**REQUEST**.
Copy every line, leaving nothing out and adding nothing.

**INPUT RECORDS**.

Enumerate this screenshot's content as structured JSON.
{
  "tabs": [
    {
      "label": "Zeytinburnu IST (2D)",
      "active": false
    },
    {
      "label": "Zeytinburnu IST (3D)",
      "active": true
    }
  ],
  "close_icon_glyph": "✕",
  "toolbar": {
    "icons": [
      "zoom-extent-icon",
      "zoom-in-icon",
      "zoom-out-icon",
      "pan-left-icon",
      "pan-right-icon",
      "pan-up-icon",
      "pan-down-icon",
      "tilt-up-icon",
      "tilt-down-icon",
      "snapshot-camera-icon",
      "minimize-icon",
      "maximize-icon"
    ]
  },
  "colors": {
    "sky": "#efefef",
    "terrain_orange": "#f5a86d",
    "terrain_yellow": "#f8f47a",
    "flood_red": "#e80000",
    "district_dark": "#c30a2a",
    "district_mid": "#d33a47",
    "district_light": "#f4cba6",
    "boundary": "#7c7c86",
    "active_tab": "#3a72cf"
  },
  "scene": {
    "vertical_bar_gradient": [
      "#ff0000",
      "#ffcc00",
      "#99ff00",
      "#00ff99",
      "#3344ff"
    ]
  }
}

**SOLUTION**.
Enumerate this screenshot's content as structured JSON.
{
  "tabs": [
    {
      "label": "Zeytinburnu IST (2D)",
      "active": false
    },
    {
      "label": "Zeytinburnu IST (3D)",
      "active": true
    }
  ],
  "close_icon_glyph": "✕",
  "toolbar": {
    "icons": [
      "zoom-extent-icon",
      "zoom-in-icon",
      "zoom-out-icon",
      "pan-left-icon",
      "pan-right-icon",
      "pan-up-icon",
      "pan-down-icon",
      "tilt-up-icon",
      "tilt-down-icon",
      "snapshot-camera-icon",
      "minimize-icon",
      "maximize-icon"
    ]
  },
  "colors": {
    "sky": "#efefef",
    "terrain_orange": "#f5a86d",
    "terrain_yellow": "#f8f47a",
    "flood_red": "#e80000",
    "district_dark": "#c30a2a",
    "district_mid": "#d33a47",
    "district_light": "#f4cba6",
    "boundary": "#7c7c86",
    "active_tab": "#3a72cf"
  },
  "scene": {
    "vertical_bar_gradient": [
      "#ff0000",
      "#ffcc00",
      "#99ff00",
      "#00ff99",
      "#3344ff"
    ]
  }
}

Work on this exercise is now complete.